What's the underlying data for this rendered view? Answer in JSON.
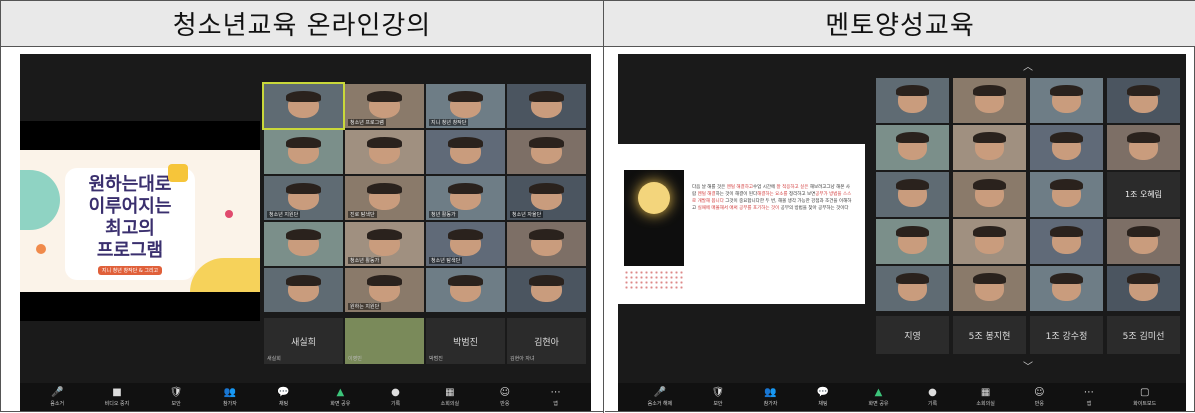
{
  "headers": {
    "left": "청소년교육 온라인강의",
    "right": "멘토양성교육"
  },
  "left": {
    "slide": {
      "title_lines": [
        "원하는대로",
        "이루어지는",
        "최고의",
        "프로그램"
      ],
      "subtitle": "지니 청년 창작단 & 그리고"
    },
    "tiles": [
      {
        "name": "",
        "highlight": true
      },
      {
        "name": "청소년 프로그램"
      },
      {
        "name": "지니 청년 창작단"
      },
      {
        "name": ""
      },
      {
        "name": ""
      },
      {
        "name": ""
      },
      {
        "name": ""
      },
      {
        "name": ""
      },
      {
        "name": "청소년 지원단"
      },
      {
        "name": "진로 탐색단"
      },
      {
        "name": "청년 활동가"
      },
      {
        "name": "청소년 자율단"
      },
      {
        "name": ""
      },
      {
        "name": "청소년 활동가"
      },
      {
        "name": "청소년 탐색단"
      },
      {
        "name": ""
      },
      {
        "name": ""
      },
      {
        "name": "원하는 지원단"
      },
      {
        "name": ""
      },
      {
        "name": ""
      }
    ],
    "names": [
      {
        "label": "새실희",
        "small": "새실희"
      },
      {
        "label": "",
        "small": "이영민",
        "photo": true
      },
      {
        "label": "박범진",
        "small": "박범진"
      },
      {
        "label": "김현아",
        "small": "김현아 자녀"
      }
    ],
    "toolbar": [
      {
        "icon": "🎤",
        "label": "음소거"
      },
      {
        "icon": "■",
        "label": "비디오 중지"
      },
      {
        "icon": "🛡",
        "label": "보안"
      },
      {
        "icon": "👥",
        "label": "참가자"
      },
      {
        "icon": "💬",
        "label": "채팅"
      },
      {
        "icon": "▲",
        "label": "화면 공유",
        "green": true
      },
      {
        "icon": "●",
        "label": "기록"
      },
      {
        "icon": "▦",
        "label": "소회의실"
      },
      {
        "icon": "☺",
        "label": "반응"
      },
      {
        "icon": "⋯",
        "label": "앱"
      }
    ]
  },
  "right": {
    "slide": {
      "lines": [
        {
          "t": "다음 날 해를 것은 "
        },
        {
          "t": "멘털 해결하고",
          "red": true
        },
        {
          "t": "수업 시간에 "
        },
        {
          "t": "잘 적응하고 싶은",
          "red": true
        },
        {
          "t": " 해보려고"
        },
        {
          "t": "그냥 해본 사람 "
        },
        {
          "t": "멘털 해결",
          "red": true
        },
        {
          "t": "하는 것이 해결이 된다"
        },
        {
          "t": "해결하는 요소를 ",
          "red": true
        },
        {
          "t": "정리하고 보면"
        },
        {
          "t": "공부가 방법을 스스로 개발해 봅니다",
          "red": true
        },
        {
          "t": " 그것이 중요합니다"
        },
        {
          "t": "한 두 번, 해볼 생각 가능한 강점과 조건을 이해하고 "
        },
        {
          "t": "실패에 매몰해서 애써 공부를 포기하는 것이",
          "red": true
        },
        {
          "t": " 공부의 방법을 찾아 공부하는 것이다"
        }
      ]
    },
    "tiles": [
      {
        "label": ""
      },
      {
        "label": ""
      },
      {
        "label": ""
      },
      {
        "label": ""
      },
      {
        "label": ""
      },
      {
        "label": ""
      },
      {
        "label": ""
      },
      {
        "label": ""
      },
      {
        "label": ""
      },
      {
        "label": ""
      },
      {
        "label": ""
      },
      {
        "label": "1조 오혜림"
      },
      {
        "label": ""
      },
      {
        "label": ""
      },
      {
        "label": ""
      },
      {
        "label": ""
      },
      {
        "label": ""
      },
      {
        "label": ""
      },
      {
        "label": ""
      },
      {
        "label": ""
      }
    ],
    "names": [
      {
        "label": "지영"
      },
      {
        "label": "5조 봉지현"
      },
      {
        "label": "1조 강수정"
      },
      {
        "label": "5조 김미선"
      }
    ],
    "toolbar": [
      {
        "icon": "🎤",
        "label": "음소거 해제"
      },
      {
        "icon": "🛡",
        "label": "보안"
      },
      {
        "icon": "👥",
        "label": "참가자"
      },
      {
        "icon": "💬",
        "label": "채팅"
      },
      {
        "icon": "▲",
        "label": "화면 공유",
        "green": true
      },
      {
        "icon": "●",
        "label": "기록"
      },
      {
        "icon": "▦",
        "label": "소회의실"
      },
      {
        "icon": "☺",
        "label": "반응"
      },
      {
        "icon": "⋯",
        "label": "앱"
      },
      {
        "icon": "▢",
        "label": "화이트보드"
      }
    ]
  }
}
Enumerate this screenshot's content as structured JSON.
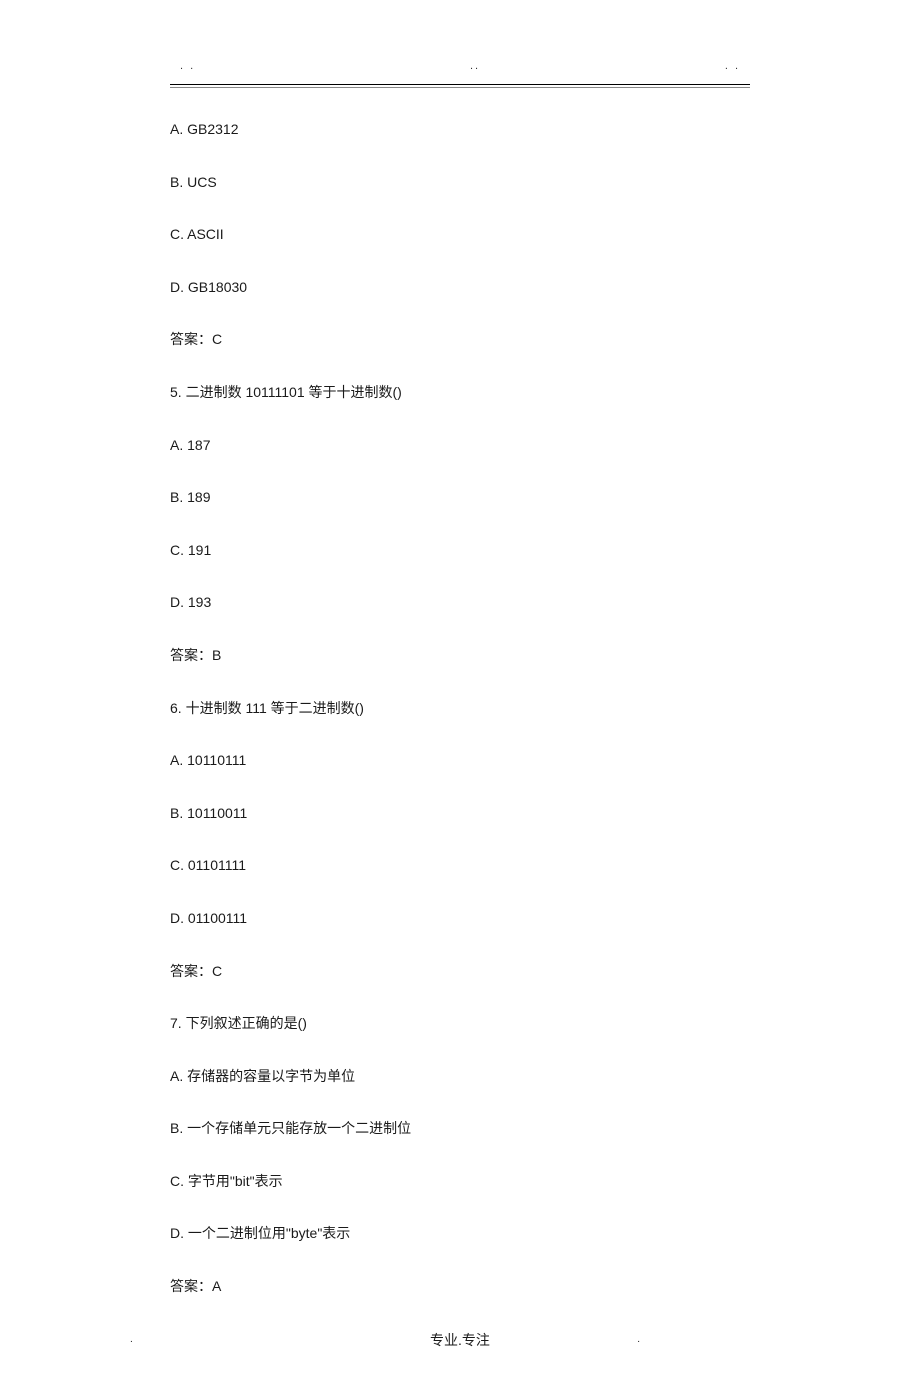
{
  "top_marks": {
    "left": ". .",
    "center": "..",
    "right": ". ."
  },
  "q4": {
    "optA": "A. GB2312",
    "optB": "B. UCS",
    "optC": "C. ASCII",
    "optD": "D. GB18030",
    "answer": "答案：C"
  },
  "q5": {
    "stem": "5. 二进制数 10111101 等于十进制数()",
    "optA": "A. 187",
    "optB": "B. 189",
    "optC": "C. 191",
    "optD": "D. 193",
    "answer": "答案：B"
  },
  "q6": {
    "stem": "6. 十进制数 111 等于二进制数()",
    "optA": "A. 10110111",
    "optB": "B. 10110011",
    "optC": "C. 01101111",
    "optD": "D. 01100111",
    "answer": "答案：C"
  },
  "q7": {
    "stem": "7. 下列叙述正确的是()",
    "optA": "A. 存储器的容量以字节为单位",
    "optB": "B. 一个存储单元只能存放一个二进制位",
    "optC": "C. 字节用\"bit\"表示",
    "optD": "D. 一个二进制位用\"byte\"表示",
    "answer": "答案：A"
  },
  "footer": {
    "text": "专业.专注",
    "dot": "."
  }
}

_ _ _ _ _

Determine how many lines in the listing above hold the string "optC", then write only the number.

4